>>>

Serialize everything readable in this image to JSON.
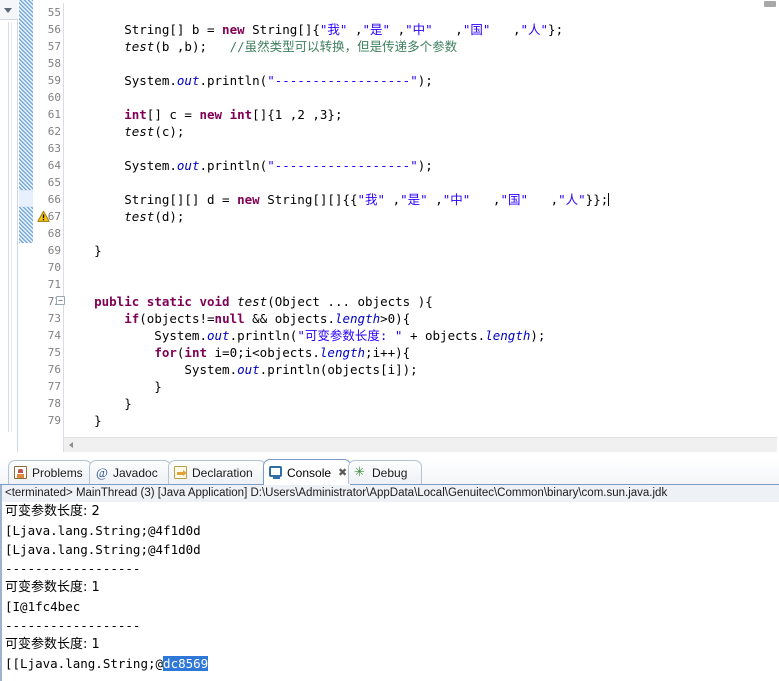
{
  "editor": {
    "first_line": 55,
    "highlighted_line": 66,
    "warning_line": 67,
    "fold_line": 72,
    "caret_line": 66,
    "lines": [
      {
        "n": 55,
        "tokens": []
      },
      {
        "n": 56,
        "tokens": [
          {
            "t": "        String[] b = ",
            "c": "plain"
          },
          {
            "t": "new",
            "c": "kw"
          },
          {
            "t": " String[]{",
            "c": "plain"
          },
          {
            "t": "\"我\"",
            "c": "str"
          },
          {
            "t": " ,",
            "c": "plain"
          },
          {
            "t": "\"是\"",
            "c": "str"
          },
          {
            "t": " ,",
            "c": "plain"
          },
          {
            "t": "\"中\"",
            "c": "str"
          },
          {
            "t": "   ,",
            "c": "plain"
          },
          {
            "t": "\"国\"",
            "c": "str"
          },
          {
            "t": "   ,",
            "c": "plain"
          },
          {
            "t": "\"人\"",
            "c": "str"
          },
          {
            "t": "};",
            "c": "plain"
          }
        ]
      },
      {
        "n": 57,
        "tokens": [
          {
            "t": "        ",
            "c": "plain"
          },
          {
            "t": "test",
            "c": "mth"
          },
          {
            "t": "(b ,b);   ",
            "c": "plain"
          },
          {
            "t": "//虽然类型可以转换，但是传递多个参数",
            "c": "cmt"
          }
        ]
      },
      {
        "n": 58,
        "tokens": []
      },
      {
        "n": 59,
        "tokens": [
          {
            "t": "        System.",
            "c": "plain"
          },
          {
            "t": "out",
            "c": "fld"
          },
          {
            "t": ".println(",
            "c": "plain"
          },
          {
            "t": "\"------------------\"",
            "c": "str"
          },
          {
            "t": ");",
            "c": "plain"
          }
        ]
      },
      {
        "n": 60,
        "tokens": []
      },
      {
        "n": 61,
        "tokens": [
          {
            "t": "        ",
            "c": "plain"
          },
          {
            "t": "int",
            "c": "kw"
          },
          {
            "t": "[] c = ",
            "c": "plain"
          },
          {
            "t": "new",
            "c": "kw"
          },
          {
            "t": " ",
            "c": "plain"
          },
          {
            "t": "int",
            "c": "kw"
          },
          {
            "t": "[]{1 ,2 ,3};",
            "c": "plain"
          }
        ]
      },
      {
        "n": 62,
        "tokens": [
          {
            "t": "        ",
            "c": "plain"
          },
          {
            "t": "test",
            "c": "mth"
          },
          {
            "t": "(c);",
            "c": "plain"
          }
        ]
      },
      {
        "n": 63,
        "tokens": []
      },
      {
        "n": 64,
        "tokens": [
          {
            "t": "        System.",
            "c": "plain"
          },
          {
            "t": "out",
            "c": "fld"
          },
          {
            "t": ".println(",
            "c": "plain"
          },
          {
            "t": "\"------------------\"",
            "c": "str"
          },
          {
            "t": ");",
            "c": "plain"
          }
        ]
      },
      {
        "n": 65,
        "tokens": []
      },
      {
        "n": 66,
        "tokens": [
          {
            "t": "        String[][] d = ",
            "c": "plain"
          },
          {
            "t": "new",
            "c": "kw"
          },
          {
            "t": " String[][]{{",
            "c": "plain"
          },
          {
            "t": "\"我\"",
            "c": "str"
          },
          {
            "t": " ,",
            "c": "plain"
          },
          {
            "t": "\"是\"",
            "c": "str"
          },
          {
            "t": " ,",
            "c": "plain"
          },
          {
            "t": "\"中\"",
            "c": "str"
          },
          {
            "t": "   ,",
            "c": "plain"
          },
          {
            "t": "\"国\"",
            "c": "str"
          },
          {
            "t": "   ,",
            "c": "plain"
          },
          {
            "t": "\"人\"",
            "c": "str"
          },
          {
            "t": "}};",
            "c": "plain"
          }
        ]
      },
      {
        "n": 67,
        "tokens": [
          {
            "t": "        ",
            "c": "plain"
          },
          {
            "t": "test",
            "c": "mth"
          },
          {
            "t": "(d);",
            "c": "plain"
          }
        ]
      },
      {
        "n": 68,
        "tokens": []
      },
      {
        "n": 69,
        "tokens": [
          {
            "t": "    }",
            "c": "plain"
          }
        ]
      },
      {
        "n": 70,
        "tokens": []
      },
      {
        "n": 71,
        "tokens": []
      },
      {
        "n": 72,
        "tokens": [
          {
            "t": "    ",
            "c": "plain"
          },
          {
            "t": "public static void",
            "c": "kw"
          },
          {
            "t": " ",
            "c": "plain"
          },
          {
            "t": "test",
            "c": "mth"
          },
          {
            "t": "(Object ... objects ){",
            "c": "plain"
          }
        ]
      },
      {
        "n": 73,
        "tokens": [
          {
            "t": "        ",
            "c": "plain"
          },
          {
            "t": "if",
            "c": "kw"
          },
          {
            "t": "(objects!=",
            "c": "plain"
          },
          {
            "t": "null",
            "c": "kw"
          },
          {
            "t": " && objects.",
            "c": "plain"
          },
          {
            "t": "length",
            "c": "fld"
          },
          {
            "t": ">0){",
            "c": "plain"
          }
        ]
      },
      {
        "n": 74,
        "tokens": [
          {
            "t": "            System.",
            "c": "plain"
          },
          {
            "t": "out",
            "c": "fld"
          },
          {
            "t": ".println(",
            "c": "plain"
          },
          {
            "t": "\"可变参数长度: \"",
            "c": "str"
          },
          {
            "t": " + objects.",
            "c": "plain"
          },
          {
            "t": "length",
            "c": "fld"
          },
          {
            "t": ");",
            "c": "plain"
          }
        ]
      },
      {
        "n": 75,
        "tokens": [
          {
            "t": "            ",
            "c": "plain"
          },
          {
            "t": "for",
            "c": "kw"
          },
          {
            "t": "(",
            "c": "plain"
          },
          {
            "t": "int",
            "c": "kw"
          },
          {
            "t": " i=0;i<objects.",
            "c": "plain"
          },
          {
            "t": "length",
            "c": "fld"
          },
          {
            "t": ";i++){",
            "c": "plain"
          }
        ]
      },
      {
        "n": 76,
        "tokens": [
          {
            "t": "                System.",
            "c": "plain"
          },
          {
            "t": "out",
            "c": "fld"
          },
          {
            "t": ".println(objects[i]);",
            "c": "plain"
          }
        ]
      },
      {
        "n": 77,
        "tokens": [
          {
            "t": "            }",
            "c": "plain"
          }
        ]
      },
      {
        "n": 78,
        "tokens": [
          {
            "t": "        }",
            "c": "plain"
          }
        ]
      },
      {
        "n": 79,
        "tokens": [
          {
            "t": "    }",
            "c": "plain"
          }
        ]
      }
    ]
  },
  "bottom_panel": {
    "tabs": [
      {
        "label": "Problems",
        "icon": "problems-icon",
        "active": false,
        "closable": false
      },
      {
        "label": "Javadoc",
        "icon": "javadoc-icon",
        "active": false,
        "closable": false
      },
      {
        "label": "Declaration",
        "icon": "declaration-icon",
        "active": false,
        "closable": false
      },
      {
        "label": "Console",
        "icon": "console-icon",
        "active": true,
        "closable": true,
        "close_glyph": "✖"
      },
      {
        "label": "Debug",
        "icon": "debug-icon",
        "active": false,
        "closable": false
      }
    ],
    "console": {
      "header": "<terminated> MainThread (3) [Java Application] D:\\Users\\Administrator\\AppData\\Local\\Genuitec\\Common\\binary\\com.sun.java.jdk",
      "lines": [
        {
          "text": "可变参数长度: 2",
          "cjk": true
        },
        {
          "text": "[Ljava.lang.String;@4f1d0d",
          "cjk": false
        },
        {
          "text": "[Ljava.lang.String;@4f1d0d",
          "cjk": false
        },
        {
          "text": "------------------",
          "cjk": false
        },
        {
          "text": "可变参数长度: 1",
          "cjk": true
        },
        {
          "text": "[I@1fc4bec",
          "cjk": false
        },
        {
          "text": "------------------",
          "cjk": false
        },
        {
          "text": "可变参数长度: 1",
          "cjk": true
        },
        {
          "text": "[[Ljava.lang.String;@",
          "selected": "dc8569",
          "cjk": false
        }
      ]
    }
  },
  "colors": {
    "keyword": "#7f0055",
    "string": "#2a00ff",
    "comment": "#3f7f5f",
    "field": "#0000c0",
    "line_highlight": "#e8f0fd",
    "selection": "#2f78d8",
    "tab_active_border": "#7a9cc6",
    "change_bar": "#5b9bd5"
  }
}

<<<

▶ To be done
Copy all lines from the listing that contain "label".

▶ Final answer
        "label": "Problems",
        "label": "Javadoc",
        "label": "Declaration",
        "label": "Console",
        "label": "Debug",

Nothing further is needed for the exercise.